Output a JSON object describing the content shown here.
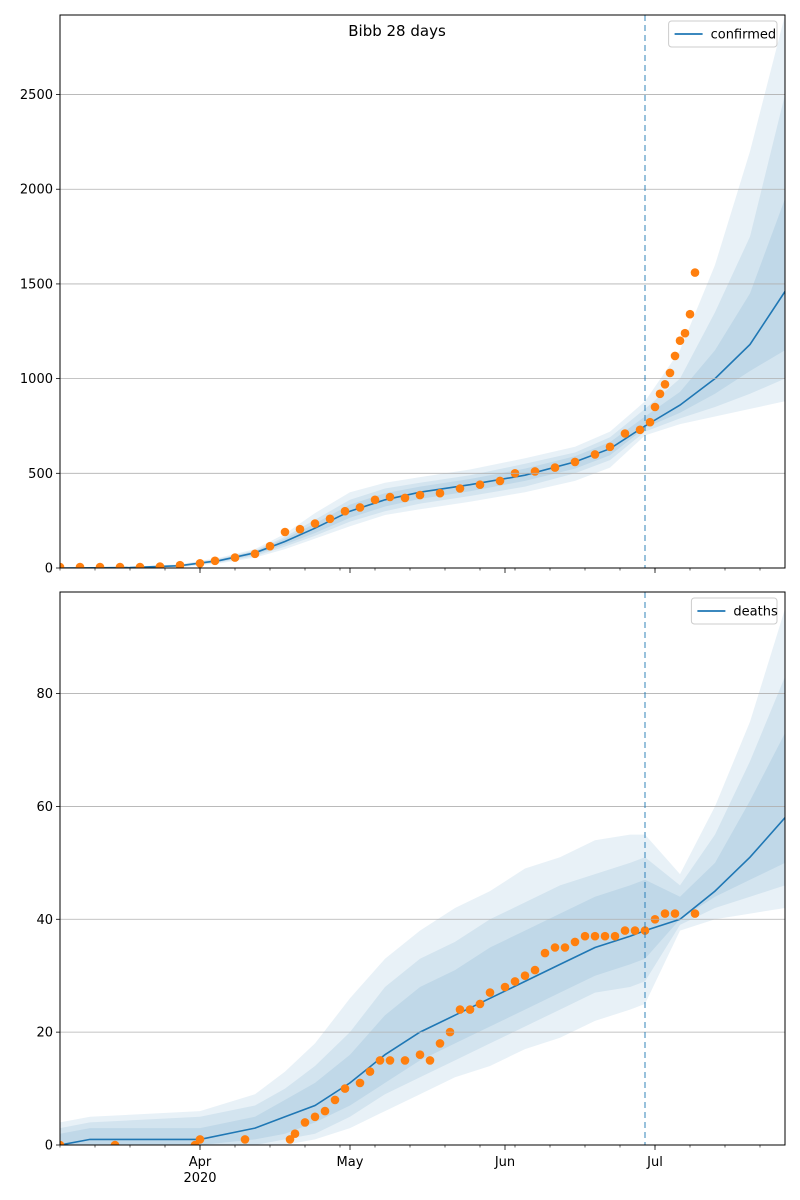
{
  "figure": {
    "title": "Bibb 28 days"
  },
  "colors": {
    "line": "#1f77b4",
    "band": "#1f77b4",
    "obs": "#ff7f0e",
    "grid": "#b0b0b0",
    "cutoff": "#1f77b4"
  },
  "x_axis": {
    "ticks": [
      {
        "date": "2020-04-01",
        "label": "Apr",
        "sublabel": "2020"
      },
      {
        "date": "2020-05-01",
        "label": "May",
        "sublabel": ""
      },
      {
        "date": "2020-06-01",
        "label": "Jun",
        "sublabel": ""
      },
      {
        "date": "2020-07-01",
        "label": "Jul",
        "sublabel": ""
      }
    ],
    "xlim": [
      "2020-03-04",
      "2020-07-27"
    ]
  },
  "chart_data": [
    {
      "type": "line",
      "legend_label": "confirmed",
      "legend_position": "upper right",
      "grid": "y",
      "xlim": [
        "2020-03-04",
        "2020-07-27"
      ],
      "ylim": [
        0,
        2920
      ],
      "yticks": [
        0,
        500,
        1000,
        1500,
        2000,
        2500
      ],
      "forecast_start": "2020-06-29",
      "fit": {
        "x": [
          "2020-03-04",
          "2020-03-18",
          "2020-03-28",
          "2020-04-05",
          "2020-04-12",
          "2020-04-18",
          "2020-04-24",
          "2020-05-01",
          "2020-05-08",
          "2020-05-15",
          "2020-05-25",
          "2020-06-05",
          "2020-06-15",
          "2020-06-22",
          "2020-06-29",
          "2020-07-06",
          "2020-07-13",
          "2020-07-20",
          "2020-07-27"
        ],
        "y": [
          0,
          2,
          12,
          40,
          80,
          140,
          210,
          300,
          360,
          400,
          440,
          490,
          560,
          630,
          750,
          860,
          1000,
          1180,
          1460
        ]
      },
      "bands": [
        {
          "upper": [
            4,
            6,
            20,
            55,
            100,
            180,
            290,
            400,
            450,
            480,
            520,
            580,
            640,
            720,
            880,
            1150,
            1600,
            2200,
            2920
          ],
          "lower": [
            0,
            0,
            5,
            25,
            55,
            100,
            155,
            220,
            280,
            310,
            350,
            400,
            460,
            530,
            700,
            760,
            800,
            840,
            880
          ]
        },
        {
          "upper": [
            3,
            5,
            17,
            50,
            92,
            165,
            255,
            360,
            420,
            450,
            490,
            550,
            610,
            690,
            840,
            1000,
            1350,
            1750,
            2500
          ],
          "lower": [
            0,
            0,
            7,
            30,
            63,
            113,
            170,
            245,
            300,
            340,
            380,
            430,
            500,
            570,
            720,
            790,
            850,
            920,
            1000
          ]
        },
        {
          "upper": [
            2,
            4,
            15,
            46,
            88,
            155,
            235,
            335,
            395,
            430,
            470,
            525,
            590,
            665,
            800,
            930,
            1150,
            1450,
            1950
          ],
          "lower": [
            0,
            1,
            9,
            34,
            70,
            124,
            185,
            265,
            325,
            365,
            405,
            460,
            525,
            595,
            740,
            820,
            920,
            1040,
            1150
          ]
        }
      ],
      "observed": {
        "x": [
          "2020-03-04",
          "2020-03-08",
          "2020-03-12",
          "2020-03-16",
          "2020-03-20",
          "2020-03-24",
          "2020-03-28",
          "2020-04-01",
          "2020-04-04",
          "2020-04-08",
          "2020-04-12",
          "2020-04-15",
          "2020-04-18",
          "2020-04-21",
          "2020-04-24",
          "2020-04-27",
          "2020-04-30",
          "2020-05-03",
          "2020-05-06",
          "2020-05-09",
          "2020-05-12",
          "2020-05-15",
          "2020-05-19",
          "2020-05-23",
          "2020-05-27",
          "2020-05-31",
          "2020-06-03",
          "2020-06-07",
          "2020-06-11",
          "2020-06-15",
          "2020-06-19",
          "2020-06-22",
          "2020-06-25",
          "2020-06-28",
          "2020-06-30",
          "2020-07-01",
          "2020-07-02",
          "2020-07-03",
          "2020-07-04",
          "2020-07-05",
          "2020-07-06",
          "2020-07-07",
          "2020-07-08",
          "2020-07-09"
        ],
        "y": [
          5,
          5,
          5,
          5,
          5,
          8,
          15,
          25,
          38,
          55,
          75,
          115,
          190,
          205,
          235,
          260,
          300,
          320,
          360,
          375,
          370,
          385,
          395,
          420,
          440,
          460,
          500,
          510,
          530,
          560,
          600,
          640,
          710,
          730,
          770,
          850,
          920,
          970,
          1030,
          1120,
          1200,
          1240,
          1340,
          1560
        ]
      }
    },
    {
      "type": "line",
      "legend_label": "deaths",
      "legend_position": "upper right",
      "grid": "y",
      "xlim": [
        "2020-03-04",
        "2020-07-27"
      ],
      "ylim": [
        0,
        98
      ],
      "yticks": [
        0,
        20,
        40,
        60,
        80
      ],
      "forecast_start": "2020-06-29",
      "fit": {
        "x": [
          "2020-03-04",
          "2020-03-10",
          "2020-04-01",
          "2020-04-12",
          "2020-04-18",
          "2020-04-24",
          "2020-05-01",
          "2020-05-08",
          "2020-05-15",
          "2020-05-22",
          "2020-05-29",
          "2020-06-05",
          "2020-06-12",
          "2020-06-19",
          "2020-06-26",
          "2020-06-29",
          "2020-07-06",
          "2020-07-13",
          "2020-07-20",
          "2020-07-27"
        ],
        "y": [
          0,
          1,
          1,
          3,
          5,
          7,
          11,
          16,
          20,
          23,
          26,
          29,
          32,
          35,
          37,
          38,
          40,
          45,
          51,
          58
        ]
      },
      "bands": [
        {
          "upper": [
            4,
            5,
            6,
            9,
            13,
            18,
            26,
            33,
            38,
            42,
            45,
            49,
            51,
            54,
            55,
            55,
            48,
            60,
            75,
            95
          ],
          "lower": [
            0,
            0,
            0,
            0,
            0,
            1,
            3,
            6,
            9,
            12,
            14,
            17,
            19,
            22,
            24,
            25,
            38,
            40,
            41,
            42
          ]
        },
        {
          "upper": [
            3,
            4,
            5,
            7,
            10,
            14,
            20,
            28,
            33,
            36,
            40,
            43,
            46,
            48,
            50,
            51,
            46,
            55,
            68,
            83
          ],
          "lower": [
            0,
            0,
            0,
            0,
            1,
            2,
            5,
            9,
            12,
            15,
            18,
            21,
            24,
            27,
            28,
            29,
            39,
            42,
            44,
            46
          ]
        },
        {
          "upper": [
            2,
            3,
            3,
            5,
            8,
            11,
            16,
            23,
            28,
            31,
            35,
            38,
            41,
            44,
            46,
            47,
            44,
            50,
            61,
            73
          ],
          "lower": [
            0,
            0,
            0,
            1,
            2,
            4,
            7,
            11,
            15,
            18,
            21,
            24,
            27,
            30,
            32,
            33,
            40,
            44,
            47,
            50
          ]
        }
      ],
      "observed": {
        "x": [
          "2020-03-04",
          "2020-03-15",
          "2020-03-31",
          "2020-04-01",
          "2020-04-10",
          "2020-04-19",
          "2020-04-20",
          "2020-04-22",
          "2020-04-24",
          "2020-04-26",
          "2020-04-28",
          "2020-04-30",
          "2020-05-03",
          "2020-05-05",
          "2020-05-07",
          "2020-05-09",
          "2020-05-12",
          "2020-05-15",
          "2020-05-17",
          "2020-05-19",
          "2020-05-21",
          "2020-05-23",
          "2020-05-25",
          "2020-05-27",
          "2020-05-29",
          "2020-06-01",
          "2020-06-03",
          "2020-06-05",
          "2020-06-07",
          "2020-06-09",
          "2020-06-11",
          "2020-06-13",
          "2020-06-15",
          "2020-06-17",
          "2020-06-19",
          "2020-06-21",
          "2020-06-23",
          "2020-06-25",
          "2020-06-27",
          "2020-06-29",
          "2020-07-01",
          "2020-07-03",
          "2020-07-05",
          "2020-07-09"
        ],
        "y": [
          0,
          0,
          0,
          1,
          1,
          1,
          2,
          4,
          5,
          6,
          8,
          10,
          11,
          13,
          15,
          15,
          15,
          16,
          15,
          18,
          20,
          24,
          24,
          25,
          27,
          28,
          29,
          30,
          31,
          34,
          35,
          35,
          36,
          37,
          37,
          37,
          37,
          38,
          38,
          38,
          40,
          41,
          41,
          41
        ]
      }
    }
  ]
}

§ Aim of the task: From the listing, tally every line with the word "date" in it and give only the tally.

§ The answer: 4